__Stored data__:
+---+
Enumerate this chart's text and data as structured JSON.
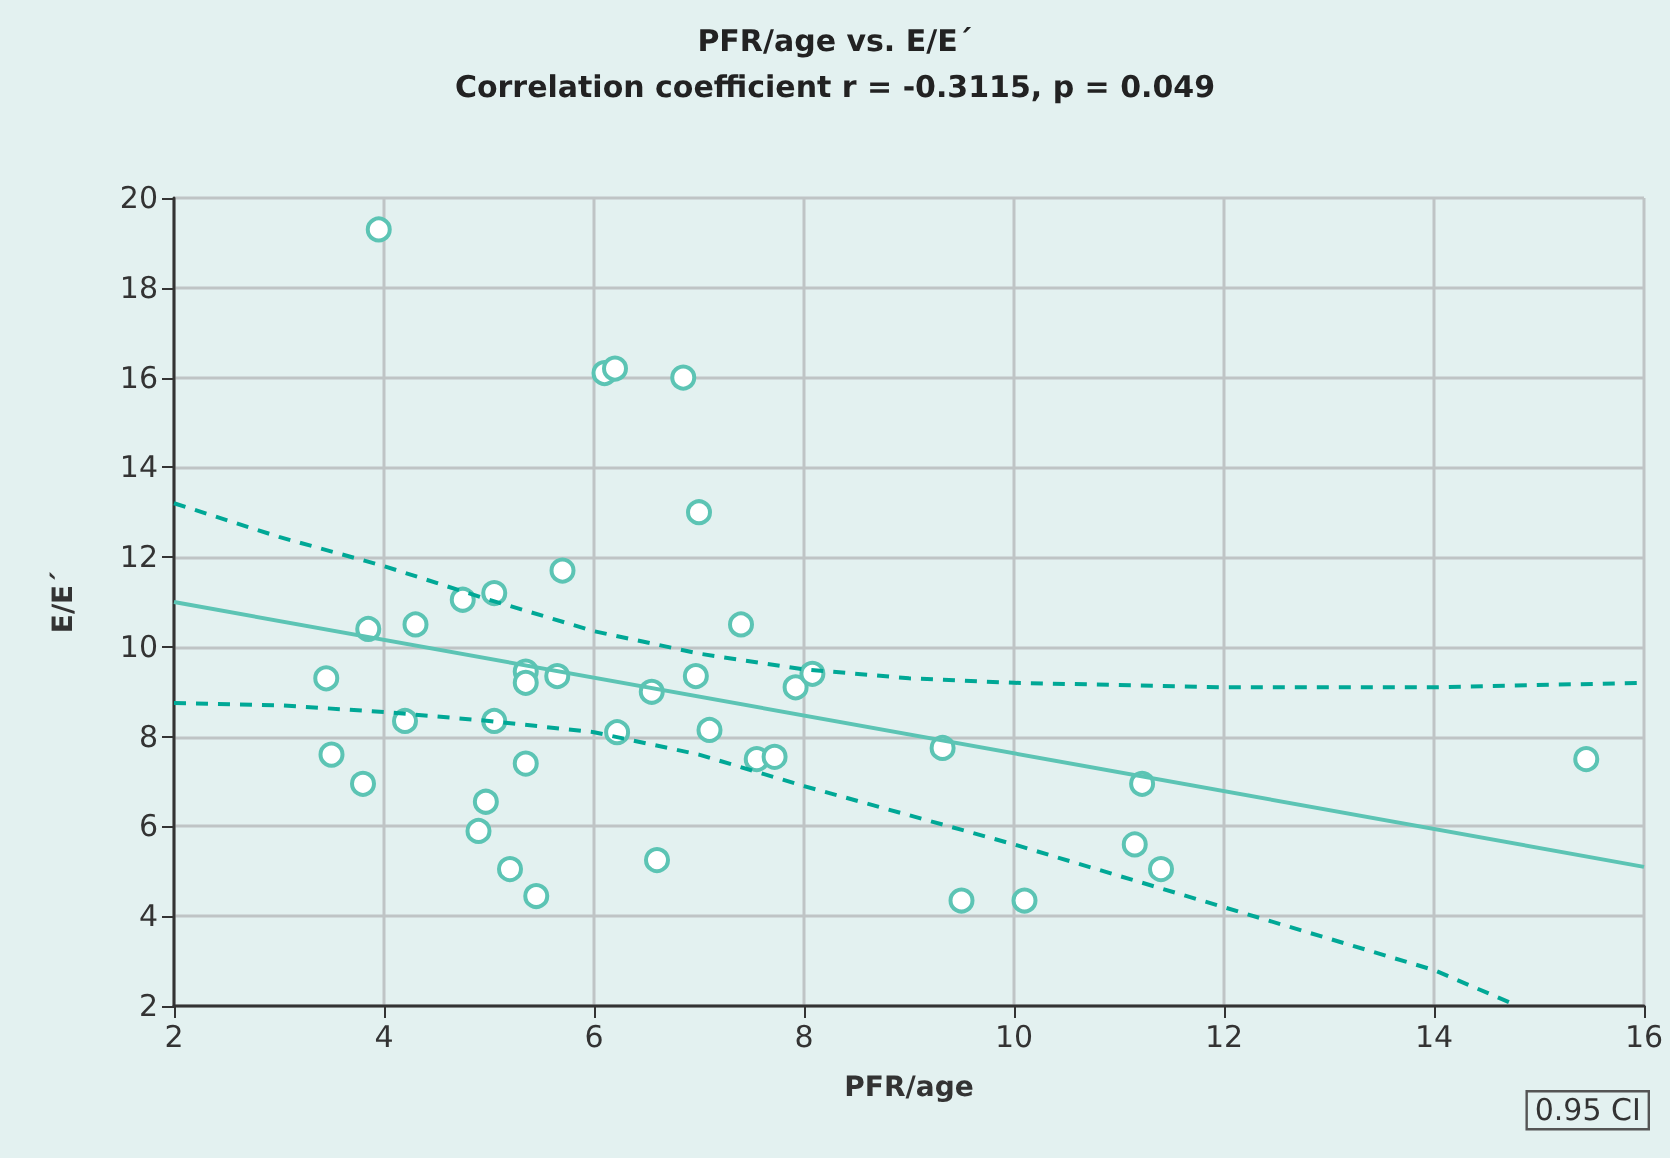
{
  "chart_data": {
    "type": "scatter",
    "title": "PFR/age vs. E/E´",
    "subtitle": "Correlation coefficient r = -0.3115, p = 0.049",
    "xlabel": "PFR/age",
    "ylabel": "E/E´",
    "annotations": [
      "0.95 CI"
    ],
    "xlim": [
      2,
      16
    ],
    "xticks": [
      2,
      4,
      6,
      8,
      10,
      12,
      14,
      16
    ],
    "ylim": [
      2,
      20
    ],
    "yticks": [
      2,
      4,
      6,
      8,
      10,
      12,
      14,
      16,
      18,
      20
    ],
    "grid": true,
    "series": [
      {
        "color": "#5cc4b4",
        "marker": "circle",
        "x": [
          3.45,
          3.5,
          3.8,
          3.85,
          3.95,
          4.2,
          4.3,
          4.75,
          4.9,
          4.97,
          5.05,
          5.05,
          5.2,
          5.35,
          5.35,
          5.35,
          5.45,
          5.65,
          5.7,
          6.1,
          6.2,
          6.22,
          6.55,
          6.6,
          6.85,
          7.0,
          6.97,
          7.1,
          7.4,
          7.55,
          7.72,
          7.92,
          8.08,
          9.32,
          9.5,
          10.1,
          11.15,
          11.22,
          11.4,
          15.45
        ],
        "values": [
          9.3,
          7.6,
          6.95,
          10.4,
          19.3,
          8.35,
          10.5,
          11.05,
          5.9,
          6.55,
          11.2,
          8.35,
          5.05,
          9.45,
          9.2,
          7.4,
          4.45,
          9.35,
          11.7,
          16.1,
          16.2,
          8.1,
          9.0,
          5.25,
          16.0,
          13.0,
          9.35,
          8.15,
          10.5,
          7.5,
          7.55,
          9.1,
          9.4,
          7.75,
          4.35,
          4.35,
          5.6,
          6.95,
          5.05,
          7.5
        ]
      },
      {
        "type": "line",
        "color": "#5cc4b4",
        "line_style": "solid",
        "marker": "none",
        "x": [
          2,
          16
        ],
        "values": [
          11.0,
          5.1
        ]
      },
      {
        "type": "line",
        "color": "#00a896",
        "line_style": "dashed",
        "marker": "none",
        "x": [
          2,
          3,
          4,
          5,
          6,
          7,
          8,
          9,
          10,
          12,
          14,
          16
        ],
        "values": [
          13.2,
          12.45,
          11.8,
          11.05,
          10.35,
          9.85,
          9.5,
          9.3,
          9.2,
          9.1,
          9.1,
          9.2
        ]
      },
      {
        "type": "line",
        "color": "#00a896",
        "line_style": "dashed",
        "marker": "none",
        "x": [
          2,
          3,
          4,
          5,
          6,
          7,
          8,
          9,
          10,
          12,
          14,
          14.8
        ],
        "values": [
          8.75,
          8.7,
          8.55,
          8.35,
          8.1,
          7.6,
          6.9,
          6.25,
          5.6,
          4.2,
          2.8,
          2.0
        ]
      }
    ]
  }
}
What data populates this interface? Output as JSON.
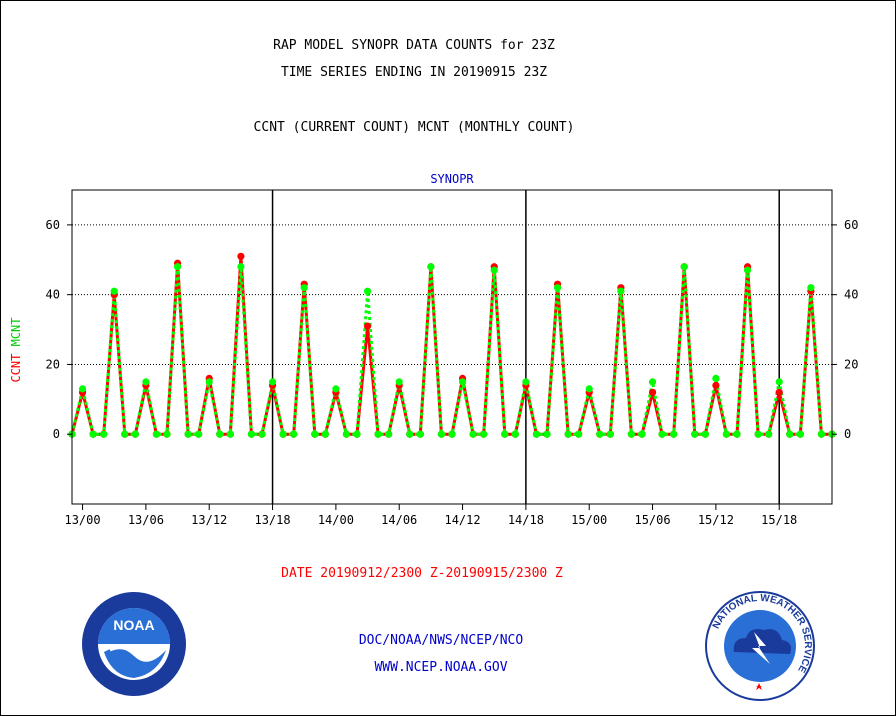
+---+
__Written instruction__:
Word for word, quote the full listing, omitting every picture.

__Written response__:
Enumerate this chart's text and data as structured JSON.
{
  "chart_data": {
    "type": "scatter",
    "title": "PFR/age vs. E/E´",
    "subtitle": "Correlation coefficient r = -0.3115, p = 0.049",
    "xlabel": "PFR/age",
    "ylabel": "E/E´",
    "annotations": [
      "0.95 CI"
    ],
    "xlim": [
      2,
      16
    ],
    "xticks": [
      2,
      4,
      6,
      8,
      10,
      12,
      14,
      16
    ],
    "ylim": [
      2,
      20
    ],
    "yticks": [
      2,
      4,
      6,
      8,
      10,
      12,
      14,
      16,
      18,
      20
    ],
    "grid": true,
    "series": [
      {
        "color": "#5cc4b4",
        "marker": "circle",
        "x": [
          3.45,
          3.5,
          3.8,
          3.85,
          3.95,
          4.2,
          4.3,
          4.75,
          4.9,
          4.97,
          5.05,
          5.05,
          5.2,
          5.35,
          5.35,
          5.35,
          5.45,
          5.65,
          5.7,
          6.1,
          6.2,
          6.22,
          6.55,
          6.6,
          6.85,
          7.0,
          6.97,
          7.1,
          7.4,
          7.55,
          7.72,
          7.92,
          8.08,
          9.32,
          9.5,
          10.1,
          11.15,
          11.22,
          11.4,
          15.45
        ],
        "values": [
          9.3,
          7.6,
          6.95,
          10.4,
          19.3,
          8.35,
          10.5,
          11.05,
          5.9,
          6.55,
          11.2,
          8.35,
          5.05,
          9.45,
          9.2,
          7.4,
          4.45,
          9.35,
          11.7,
          16.1,
          16.2,
          8.1,
          9.0,
          5.25,
          16.0,
          13.0,
          9.35,
          8.15,
          10.5,
          7.5,
          7.55,
          9.1,
          9.4,
          7.75,
          4.35,
          4.35,
          5.6,
          6.95,
          5.05,
          7.5
        ]
      },
      {
        "type": "line",
        "color": "#5cc4b4",
        "line_style": "solid",
        "marker": "none",
        "x": [
          2,
          16
        ],
        "values": [
          11.0,
          5.1
        ]
      },
      {
        "type": "line",
        "color": "#00a896",
        "line_style": "dashed",
        "marker": "none",
        "x": [
          2,
          3,
          4,
          5,
          6,
          7,
          8,
          9,
          10,
          12,
          14,
          16
        ],
        "values": [
          13.2,
          12.45,
          11.8,
          11.05,
          10.35,
          9.85,
          9.5,
          9.3,
          9.2,
          9.1,
          9.1,
          9.2
        ]
      },
      {
        "type": "line",
        "color": "#00a896",
        "line_style": "dashed",
        "marker": "none",
        "x": [
          2,
          3,
          4,
          5,
          6,
          7,
          8,
          9,
          10,
          12,
          14,
          14.8
        ],
        "values": [
          8.75,
          8.7,
          8.55,
          8.35,
          8.1,
          7.6,
          6.9,
          6.25,
          5.6,
          4.2,
          2.8,
          2.0
        ]
      }
    ]
  }
}
What data populates this interface? Output as JSON.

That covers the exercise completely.